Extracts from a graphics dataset
* * *

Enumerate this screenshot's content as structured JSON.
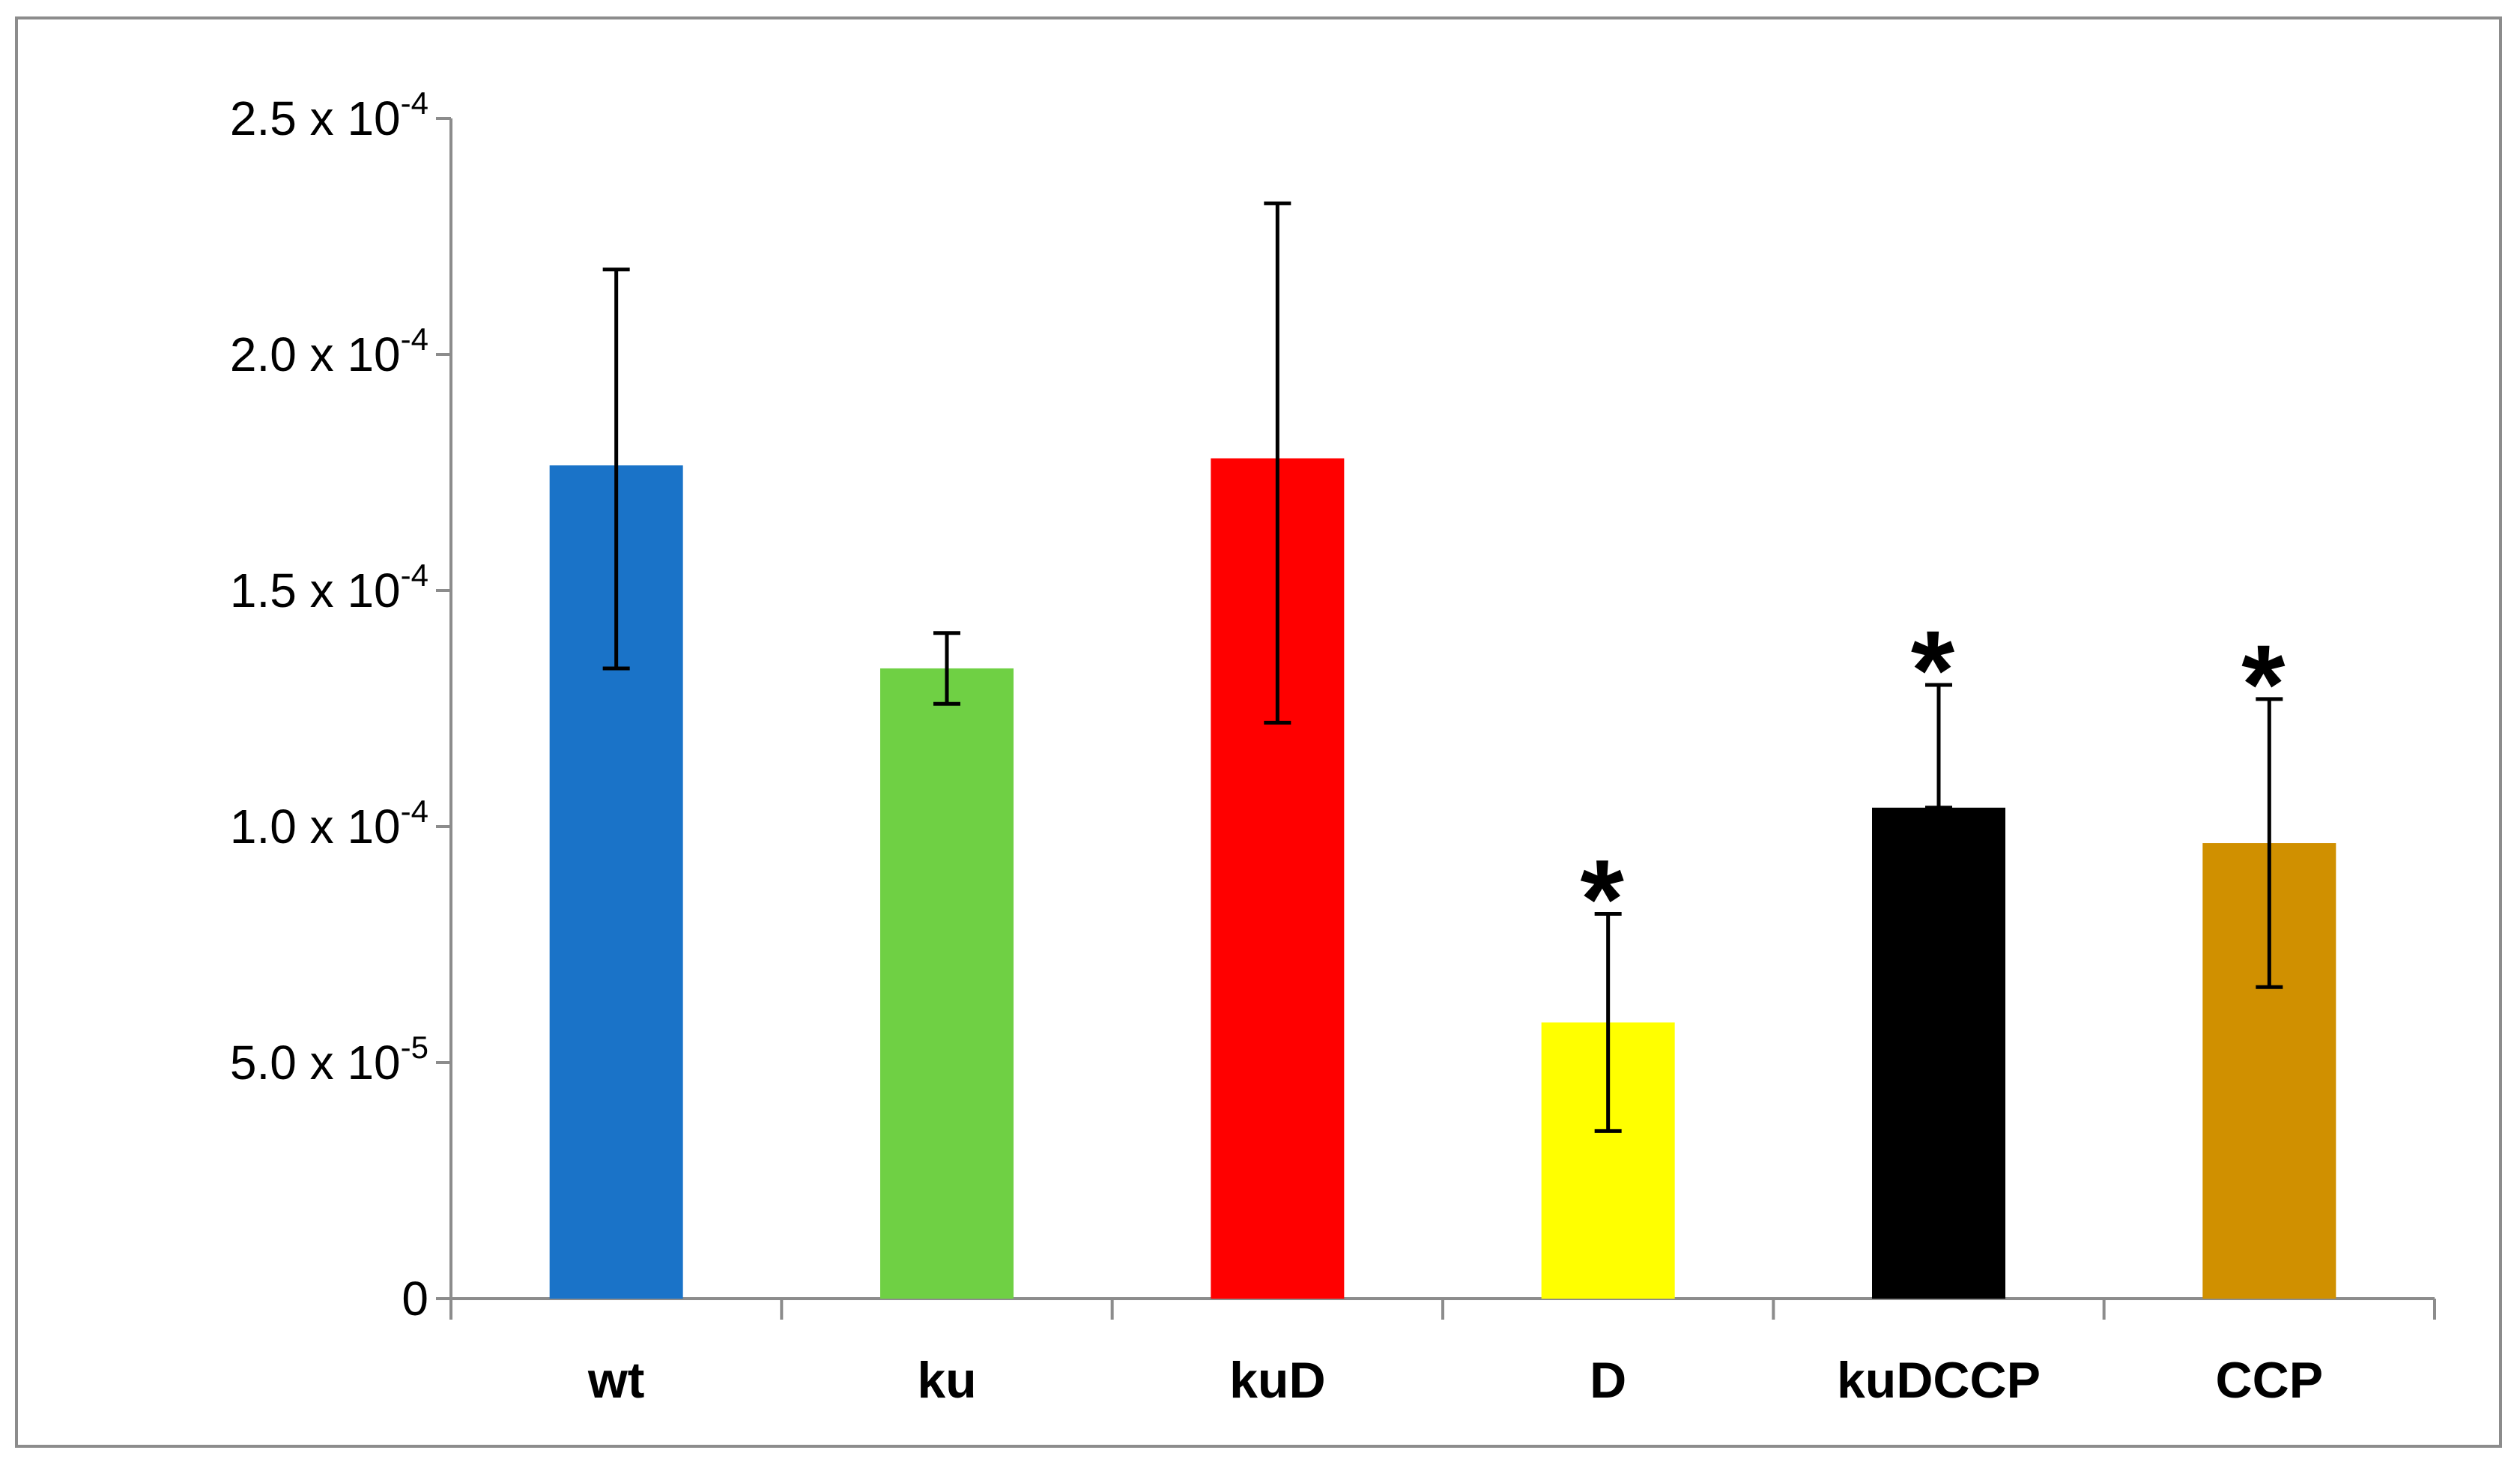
{
  "chart_data": {
    "type": "bar",
    "title": "",
    "xlabel": "",
    "ylabel": "",
    "categories": [
      "wt",
      "ku",
      "kuD",
      "D",
      "kuDCCP",
      "CCP"
    ],
    "values": [
      0.0001765,
      0.0001335,
      0.000178,
      5.85e-05,
      0.000104,
      9.65e-05
    ],
    "error_upper": [
      0.000218,
      0.000141,
      0.000232,
      8.15e-05,
      0.00013,
      0.000127
    ],
    "error_lower": [
      0.0001335,
      0.000126,
      0.000122,
      3.55e-05,
      0.000104,
      6.6e-05
    ],
    "significance": [
      "",
      "",
      "",
      "*",
      "*",
      "*"
    ],
    "colors": [
      "#1a73c8",
      "#6fd044",
      "#ff0000",
      "#ffff00",
      "#000000",
      "#d09000"
    ],
    "ylim": [
      0,
      0.00025
    ],
    "yticks": [
      {
        "value": 0,
        "mantissa": "0",
        "exponent": ""
      },
      {
        "value": 5e-05,
        "mantissa": "5.0 x 10",
        "exponent": "-5"
      },
      {
        "value": 0.0001,
        "mantissa": "1.0 x 10",
        "exponent": "-4"
      },
      {
        "value": 0.00015,
        "mantissa": "1.5 x 10",
        "exponent": "-4"
      },
      {
        "value": 0.0002,
        "mantissa": "2.0 x 10",
        "exponent": "-4"
      },
      {
        "value": 0.00025,
        "mantissa": "2.5 x 10",
        "exponent": "-4"
      }
    ],
    "grid": false,
    "legend": "none"
  }
}
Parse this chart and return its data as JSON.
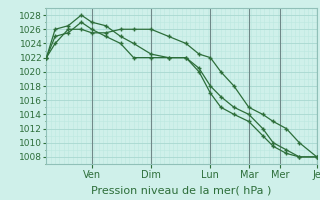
{
  "background_color": "#cff0ea",
  "plot_bg_color": "#cff0ea",
  "grid_major_color": "#a8d8d0",
  "grid_minor_color": "#bce8e0",
  "line_color": "#2d6e3a",
  "marker_color": "#2d6e3a",
  "xlabel": "Pression niveau de la mer( hPa )",
  "ylim": [
    1007,
    1029
  ],
  "yticks": [
    1008,
    1010,
    1012,
    1014,
    1016,
    1018,
    1020,
    1022,
    1024,
    1026,
    1028
  ],
  "x_day_labels": [
    "Ven",
    "Dim",
    "Lun",
    "Mar",
    "Mer",
    "Je"
  ],
  "x_day_positions": [
    52,
    120,
    188,
    232,
    268,
    310
  ],
  "series1_x": [
    0,
    10,
    25,
    40,
    52,
    68,
    85,
    100,
    120,
    140,
    160,
    175,
    188,
    200,
    215,
    232,
    248,
    260,
    275,
    290,
    310
  ],
  "series1_y": [
    1022,
    1024,
    1026,
    1026,
    1025.5,
    1025.5,
    1026,
    1026,
    1026,
    1025,
    1024,
    1022.5,
    1022,
    1020,
    1018,
    1015,
    1014,
    1013,
    1012,
    1010,
    1008
  ],
  "series2_x": [
    0,
    10,
    25,
    40,
    52,
    68,
    85,
    100,
    120,
    140,
    160,
    175,
    188,
    200,
    215,
    232,
    248,
    260,
    275,
    290,
    310
  ],
  "series2_y": [
    1022,
    1026,
    1026.5,
    1028,
    1027,
    1026.5,
    1025,
    1024,
    1022.5,
    1022,
    1022,
    1020.5,
    1018,
    1016.5,
    1015,
    1014,
    1012,
    1010,
    1009,
    1008,
    1008
  ],
  "series3_x": [
    0,
    10,
    25,
    40,
    52,
    68,
    85,
    100,
    120,
    140,
    160,
    175,
    188,
    200,
    215,
    232,
    248,
    260,
    275,
    290,
    310
  ],
  "series3_y": [
    1022,
    1025,
    1025.5,
    1027,
    1026,
    1025,
    1024,
    1022,
    1022,
    1022,
    1022,
    1020,
    1017,
    1015,
    1014,
    1013,
    1011,
    1009.5,
    1008.5,
    1008,
    1008
  ],
  "xlabel_fontsize": 8,
  "ytick_fontsize": 6.5,
  "xtick_fontsize": 7,
  "spine_color": "#90c0b8",
  "vline_color": "#708888"
}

* * *

=== EXERCISE BRIEF ===
Make an exact copy of only those lines that run from the line with "Parse this chart and return its data as JSON." through the end of the records, excluding pictures.

=== OUTPUT OF THE EXERCISE ===
Parse this chart and return its data as JSON.
{
  "background_color": "#cff0ea",
  "plot_bg_color": "#cff0ea",
  "grid_major_color": "#a8d8d0",
  "grid_minor_color": "#bce8e0",
  "line_color": "#2d6e3a",
  "marker_color": "#2d6e3a",
  "xlabel": "Pression niveau de la mer( hPa )",
  "ylim": [
    1007,
    1029
  ],
  "yticks": [
    1008,
    1010,
    1012,
    1014,
    1016,
    1018,
    1020,
    1022,
    1024,
    1026,
    1028
  ],
  "x_day_labels": [
    "Ven",
    "Dim",
    "Lun",
    "Mar",
    "Mer",
    "Je"
  ],
  "x_day_positions": [
    52,
    120,
    188,
    232,
    268,
    310
  ],
  "series1_x": [
    0,
    10,
    25,
    40,
    52,
    68,
    85,
    100,
    120,
    140,
    160,
    175,
    188,
    200,
    215,
    232,
    248,
    260,
    275,
    290,
    310
  ],
  "series1_y": [
    1022,
    1024,
    1026,
    1026,
    1025.5,
    1025.5,
    1026,
    1026,
    1026,
    1025,
    1024,
    1022.5,
    1022,
    1020,
    1018,
    1015,
    1014,
    1013,
    1012,
    1010,
    1008
  ],
  "series2_x": [
    0,
    10,
    25,
    40,
    52,
    68,
    85,
    100,
    120,
    140,
    160,
    175,
    188,
    200,
    215,
    232,
    248,
    260,
    275,
    290,
    310
  ],
  "series2_y": [
    1022,
    1026,
    1026.5,
    1028,
    1027,
    1026.5,
    1025,
    1024,
    1022.5,
    1022,
    1022,
    1020.5,
    1018,
    1016.5,
    1015,
    1014,
    1012,
    1010,
    1009,
    1008,
    1008
  ],
  "series3_x": [
    0,
    10,
    25,
    40,
    52,
    68,
    85,
    100,
    120,
    140,
    160,
    175,
    188,
    200,
    215,
    232,
    248,
    260,
    275,
    290,
    310
  ],
  "series3_y": [
    1022,
    1025,
    1025.5,
    1027,
    1026,
    1025,
    1024,
    1022,
    1022,
    1022,
    1022,
    1020,
    1017,
    1015,
    1014,
    1013,
    1011,
    1009.5,
    1008.5,
    1008,
    1008
  ],
  "xlabel_fontsize": 8,
  "ytick_fontsize": 6.5,
  "xtick_fontsize": 7,
  "spine_color": "#90c0b8",
  "vline_color": "#708888"
}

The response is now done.